Stored dataset items:
------------------------------

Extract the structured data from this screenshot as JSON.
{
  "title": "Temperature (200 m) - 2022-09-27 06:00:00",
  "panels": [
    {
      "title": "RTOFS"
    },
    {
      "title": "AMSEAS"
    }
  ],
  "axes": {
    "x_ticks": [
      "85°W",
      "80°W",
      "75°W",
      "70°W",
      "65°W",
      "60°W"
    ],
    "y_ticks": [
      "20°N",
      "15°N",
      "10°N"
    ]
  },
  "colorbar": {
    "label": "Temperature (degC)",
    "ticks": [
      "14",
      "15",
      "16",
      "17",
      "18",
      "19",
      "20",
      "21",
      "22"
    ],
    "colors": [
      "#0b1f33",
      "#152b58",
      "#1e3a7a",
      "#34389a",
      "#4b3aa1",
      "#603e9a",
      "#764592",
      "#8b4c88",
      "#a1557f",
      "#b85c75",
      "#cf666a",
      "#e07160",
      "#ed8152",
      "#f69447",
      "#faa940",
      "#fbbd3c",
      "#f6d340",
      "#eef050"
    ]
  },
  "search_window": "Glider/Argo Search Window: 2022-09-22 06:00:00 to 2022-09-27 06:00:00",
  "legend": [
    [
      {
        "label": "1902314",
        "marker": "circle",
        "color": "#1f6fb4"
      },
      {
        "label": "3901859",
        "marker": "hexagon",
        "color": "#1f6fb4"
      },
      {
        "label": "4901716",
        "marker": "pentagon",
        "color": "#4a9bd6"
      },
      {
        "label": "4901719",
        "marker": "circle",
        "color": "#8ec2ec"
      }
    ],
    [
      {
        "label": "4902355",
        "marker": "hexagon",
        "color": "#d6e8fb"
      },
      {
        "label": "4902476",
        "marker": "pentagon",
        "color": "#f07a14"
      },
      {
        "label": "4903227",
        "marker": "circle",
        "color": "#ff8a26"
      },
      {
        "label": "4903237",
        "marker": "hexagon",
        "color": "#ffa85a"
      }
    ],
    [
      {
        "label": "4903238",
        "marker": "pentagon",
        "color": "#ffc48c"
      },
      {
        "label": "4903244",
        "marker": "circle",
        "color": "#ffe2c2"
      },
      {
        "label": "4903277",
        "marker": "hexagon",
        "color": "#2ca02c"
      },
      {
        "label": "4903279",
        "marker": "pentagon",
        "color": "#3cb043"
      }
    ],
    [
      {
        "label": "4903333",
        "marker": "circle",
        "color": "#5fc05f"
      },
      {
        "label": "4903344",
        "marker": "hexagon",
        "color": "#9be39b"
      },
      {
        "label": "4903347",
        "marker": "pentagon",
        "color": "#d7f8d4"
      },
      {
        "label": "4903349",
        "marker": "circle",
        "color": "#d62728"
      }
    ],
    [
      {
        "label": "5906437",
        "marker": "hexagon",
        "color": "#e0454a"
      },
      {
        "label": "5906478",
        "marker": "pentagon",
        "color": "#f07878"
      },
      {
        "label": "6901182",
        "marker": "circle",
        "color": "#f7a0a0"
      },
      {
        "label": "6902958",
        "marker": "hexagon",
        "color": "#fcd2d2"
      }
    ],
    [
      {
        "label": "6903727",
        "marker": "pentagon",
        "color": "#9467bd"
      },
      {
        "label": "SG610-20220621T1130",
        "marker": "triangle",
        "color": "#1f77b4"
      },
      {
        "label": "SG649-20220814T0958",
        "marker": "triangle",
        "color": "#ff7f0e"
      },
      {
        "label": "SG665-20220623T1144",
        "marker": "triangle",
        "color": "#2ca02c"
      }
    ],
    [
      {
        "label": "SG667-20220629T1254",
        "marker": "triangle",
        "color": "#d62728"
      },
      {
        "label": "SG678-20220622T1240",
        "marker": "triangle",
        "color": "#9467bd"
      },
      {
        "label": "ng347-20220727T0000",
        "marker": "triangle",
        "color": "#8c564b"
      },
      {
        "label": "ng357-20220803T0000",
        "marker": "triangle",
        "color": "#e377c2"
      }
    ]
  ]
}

------------------------------

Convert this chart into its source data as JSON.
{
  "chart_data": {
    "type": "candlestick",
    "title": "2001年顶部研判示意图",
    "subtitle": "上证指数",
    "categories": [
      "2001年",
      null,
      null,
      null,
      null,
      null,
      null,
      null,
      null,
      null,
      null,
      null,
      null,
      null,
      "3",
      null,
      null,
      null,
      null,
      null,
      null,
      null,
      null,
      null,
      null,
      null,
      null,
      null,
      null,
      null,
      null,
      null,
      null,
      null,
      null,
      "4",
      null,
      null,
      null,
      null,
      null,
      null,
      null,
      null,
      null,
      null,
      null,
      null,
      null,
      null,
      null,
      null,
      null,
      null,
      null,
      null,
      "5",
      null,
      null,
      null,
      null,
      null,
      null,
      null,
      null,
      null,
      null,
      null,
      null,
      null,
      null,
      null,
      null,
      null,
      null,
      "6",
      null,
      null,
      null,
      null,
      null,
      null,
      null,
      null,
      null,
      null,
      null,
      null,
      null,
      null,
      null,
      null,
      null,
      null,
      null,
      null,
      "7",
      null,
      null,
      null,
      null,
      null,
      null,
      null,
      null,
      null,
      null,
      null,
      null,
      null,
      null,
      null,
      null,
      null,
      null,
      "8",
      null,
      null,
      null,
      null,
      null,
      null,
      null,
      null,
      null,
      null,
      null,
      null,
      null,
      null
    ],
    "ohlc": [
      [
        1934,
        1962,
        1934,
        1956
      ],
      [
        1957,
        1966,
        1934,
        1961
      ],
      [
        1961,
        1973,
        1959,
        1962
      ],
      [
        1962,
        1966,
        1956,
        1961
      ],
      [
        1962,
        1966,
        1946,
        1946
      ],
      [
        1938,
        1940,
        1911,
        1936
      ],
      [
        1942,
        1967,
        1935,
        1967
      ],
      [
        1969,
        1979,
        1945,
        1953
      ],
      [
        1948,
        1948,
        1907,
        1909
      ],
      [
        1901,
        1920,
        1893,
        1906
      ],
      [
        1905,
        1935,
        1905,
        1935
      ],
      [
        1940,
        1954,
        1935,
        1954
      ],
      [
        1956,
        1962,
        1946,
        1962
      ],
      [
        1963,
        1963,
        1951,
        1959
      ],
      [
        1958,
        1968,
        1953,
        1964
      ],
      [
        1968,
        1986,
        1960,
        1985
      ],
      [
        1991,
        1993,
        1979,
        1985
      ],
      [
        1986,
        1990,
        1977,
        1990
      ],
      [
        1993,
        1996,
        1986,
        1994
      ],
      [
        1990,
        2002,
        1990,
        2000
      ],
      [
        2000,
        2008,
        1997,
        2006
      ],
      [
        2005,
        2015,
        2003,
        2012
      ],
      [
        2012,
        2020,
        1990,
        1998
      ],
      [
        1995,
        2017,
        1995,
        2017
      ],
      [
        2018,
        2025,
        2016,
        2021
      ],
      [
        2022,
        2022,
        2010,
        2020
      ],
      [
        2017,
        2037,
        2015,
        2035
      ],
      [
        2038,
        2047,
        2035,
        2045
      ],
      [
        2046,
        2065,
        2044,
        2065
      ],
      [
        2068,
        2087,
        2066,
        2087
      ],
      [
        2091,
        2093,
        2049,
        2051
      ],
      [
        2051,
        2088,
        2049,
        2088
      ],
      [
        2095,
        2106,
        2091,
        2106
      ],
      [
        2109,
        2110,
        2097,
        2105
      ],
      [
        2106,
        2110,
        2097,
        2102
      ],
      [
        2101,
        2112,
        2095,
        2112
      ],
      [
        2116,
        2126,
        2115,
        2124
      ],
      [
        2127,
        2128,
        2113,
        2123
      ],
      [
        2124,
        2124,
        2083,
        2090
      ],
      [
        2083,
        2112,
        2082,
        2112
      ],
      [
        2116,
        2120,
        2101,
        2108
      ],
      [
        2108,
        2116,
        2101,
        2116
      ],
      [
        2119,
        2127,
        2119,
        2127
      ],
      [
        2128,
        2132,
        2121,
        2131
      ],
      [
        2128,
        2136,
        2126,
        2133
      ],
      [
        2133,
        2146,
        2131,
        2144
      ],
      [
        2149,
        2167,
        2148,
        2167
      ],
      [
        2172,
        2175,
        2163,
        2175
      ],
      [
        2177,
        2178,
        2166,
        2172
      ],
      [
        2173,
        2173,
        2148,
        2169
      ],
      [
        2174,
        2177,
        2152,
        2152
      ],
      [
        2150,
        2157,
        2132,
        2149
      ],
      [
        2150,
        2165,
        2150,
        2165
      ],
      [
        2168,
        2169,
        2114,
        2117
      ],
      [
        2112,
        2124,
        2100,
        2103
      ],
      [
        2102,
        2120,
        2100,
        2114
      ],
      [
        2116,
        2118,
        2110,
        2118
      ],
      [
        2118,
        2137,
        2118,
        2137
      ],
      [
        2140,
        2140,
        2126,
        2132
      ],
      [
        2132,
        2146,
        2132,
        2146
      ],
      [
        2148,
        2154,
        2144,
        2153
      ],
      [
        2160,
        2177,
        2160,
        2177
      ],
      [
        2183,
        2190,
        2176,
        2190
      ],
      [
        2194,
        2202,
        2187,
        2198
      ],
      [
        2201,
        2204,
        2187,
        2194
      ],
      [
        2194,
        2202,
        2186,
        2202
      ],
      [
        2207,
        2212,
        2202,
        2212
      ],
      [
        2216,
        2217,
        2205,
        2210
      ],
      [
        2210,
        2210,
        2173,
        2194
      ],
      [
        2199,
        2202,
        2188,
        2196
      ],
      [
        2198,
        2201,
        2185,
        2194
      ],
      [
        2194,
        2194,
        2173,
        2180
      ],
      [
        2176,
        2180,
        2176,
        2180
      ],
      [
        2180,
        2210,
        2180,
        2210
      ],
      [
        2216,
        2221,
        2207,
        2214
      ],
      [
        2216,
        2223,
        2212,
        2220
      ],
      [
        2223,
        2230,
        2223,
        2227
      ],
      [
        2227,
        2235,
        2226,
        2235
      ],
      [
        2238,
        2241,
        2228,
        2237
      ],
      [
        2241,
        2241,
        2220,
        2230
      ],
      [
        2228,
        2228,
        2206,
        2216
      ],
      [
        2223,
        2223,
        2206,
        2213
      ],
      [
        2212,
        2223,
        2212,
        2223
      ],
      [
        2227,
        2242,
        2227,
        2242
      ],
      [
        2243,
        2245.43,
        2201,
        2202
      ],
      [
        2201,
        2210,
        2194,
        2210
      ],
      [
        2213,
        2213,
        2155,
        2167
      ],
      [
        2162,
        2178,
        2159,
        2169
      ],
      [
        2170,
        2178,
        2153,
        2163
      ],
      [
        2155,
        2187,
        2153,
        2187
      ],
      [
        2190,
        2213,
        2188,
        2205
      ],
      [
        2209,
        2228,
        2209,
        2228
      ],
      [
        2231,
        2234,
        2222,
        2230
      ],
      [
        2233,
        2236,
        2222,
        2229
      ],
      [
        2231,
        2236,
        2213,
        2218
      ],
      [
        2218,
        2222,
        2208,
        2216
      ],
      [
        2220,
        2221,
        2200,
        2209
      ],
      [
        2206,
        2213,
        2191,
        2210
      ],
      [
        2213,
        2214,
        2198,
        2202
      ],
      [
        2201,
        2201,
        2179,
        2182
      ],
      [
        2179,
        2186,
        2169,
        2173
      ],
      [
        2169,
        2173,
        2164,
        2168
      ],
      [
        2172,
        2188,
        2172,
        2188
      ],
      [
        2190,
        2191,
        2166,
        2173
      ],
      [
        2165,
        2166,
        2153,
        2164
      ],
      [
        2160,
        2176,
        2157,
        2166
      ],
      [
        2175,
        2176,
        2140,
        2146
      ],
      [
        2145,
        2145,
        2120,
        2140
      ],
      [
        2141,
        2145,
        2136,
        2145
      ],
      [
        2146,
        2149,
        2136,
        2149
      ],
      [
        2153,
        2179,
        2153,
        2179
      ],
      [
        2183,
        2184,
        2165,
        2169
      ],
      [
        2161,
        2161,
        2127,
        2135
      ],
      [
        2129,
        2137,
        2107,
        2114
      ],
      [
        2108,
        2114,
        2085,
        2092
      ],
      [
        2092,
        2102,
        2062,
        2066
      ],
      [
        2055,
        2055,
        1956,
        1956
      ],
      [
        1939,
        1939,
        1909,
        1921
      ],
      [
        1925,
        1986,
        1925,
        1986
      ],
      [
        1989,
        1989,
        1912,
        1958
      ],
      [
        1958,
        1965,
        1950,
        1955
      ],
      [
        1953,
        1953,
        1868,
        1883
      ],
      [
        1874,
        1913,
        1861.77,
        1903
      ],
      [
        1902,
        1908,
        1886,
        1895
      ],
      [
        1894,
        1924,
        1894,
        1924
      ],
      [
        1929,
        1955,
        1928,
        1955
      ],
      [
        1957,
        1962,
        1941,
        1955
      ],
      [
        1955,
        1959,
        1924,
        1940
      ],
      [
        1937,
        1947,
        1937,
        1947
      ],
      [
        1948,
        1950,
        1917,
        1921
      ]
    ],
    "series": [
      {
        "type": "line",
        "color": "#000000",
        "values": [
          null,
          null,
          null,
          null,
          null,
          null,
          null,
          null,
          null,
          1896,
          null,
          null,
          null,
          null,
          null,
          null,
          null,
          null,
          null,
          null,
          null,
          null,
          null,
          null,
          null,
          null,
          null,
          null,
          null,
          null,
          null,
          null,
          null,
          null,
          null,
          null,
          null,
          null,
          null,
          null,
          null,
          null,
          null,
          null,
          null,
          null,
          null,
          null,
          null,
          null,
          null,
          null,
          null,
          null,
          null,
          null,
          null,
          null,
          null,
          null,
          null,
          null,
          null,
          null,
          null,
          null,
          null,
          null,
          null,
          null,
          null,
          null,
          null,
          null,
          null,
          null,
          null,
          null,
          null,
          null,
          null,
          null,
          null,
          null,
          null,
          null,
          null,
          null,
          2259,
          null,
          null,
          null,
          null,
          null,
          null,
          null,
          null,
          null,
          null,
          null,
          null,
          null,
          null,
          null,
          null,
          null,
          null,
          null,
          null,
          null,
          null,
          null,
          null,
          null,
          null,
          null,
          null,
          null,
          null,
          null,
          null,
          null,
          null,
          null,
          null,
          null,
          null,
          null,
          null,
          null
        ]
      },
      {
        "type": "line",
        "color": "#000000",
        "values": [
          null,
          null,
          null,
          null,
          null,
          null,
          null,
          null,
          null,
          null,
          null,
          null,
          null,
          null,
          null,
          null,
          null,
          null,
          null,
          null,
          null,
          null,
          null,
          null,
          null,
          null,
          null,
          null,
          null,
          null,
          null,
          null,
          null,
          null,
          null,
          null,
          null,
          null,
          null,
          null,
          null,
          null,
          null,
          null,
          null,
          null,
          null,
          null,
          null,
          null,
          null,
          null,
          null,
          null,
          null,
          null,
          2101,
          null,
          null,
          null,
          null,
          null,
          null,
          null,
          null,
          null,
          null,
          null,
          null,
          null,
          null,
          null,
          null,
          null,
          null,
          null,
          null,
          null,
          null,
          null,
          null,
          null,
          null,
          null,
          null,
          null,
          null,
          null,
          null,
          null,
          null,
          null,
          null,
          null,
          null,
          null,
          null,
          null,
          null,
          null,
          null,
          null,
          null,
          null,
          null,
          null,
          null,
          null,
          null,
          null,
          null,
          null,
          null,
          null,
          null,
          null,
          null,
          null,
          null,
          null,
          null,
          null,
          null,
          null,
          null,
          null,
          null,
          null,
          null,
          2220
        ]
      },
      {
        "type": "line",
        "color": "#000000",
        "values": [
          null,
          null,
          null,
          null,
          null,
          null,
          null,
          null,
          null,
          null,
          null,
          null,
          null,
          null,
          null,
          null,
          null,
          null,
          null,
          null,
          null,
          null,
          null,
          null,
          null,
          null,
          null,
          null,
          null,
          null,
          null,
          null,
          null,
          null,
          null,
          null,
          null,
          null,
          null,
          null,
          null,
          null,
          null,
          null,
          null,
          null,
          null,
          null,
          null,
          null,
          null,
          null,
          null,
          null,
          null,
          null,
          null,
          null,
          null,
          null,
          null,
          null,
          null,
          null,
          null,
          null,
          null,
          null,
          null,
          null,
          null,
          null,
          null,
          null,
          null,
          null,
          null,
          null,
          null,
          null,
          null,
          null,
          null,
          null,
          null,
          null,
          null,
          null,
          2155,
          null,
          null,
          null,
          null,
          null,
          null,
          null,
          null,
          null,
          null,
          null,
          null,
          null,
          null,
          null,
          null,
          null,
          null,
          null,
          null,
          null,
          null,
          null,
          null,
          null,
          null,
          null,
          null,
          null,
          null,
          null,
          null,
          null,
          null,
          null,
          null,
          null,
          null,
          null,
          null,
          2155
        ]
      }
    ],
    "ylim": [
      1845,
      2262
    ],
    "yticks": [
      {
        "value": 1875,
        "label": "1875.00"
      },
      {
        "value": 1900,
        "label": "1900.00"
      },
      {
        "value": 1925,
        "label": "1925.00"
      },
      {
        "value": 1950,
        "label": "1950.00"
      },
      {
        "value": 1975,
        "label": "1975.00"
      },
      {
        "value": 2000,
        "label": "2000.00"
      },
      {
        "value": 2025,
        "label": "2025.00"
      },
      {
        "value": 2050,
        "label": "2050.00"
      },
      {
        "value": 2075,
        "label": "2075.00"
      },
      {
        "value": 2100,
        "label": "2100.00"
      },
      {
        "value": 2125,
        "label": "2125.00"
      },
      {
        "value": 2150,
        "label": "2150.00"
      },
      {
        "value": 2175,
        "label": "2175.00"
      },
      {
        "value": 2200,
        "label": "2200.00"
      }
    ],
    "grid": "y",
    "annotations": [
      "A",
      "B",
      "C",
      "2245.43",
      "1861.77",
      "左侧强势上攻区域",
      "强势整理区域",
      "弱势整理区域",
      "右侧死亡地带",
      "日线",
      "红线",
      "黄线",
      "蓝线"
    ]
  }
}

------------------------------

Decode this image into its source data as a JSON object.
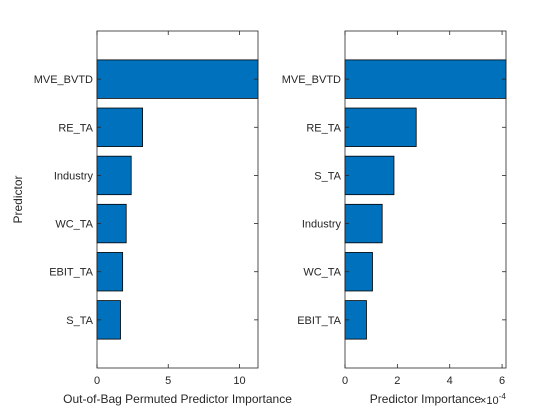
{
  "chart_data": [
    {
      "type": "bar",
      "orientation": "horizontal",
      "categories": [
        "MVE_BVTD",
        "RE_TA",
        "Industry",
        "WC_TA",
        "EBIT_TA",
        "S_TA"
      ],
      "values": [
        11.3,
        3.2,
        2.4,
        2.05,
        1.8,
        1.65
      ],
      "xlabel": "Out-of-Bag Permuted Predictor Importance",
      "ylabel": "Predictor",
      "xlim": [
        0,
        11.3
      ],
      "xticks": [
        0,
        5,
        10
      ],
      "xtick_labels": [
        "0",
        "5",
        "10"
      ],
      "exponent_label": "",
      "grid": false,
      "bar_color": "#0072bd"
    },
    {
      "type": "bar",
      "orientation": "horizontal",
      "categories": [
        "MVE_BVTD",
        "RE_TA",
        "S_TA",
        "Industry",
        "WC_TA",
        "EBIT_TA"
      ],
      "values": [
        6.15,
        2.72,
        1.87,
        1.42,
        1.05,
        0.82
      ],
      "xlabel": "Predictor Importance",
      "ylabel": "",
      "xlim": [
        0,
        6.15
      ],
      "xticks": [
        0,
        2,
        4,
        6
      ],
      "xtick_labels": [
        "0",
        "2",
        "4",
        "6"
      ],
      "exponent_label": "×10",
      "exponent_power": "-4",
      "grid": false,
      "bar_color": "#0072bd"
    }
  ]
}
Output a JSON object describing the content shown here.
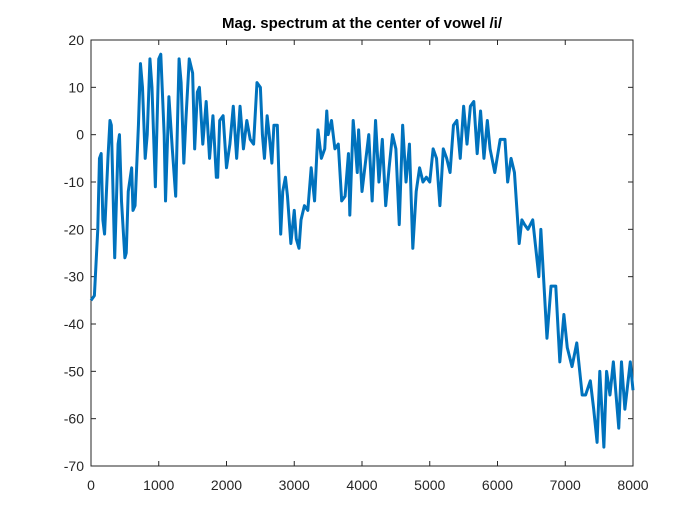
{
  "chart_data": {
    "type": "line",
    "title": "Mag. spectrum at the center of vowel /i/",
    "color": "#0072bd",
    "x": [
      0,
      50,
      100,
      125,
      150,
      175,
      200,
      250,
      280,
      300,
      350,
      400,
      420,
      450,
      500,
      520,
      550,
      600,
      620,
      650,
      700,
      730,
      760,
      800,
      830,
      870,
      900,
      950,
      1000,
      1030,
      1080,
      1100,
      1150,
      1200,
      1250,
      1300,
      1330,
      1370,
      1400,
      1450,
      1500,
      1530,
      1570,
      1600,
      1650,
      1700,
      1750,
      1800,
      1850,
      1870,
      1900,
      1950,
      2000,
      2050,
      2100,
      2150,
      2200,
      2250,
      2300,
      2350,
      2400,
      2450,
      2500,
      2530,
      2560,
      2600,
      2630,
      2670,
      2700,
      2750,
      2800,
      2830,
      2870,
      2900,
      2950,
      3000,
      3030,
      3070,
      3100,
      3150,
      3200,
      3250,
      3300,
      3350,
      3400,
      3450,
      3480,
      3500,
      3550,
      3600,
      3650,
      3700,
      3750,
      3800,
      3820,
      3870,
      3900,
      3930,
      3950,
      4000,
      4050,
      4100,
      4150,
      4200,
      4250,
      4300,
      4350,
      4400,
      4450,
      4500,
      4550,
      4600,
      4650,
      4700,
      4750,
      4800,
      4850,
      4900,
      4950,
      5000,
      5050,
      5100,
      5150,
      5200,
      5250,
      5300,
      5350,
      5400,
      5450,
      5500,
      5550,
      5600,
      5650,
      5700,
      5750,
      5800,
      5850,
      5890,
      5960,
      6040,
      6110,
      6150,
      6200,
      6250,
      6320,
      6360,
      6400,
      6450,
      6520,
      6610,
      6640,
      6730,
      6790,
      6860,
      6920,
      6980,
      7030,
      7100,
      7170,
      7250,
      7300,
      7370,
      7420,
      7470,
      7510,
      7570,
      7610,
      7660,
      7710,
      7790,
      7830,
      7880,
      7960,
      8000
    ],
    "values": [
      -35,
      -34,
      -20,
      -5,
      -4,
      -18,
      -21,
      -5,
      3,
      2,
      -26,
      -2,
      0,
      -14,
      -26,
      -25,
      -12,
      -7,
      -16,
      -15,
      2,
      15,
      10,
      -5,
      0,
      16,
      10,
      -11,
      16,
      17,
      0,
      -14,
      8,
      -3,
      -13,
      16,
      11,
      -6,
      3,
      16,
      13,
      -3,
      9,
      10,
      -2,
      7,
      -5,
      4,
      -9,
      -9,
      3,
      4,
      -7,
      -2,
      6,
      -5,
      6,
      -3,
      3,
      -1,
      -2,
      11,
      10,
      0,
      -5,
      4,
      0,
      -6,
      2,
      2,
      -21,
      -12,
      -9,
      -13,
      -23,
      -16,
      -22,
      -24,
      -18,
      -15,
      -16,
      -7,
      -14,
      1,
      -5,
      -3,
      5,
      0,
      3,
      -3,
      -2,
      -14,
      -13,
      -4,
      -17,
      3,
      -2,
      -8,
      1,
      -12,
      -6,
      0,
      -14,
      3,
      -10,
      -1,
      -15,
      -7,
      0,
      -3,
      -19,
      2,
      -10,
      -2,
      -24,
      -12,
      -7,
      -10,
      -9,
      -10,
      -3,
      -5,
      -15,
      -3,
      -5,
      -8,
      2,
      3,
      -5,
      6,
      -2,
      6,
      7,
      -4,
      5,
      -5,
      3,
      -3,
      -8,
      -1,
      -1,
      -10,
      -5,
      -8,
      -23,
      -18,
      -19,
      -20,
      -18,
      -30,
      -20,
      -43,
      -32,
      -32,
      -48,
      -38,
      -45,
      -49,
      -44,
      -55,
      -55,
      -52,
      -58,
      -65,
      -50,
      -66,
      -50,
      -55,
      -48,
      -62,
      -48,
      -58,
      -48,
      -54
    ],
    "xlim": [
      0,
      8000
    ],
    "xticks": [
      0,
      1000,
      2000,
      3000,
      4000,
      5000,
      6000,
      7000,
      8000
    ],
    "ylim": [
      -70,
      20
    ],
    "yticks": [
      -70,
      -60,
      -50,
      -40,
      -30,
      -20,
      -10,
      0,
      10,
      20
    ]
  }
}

------------------------------

**Problem statement:**
State how many lines of the records above contain the word "Predictor", giving only that number.

**Task response:**
3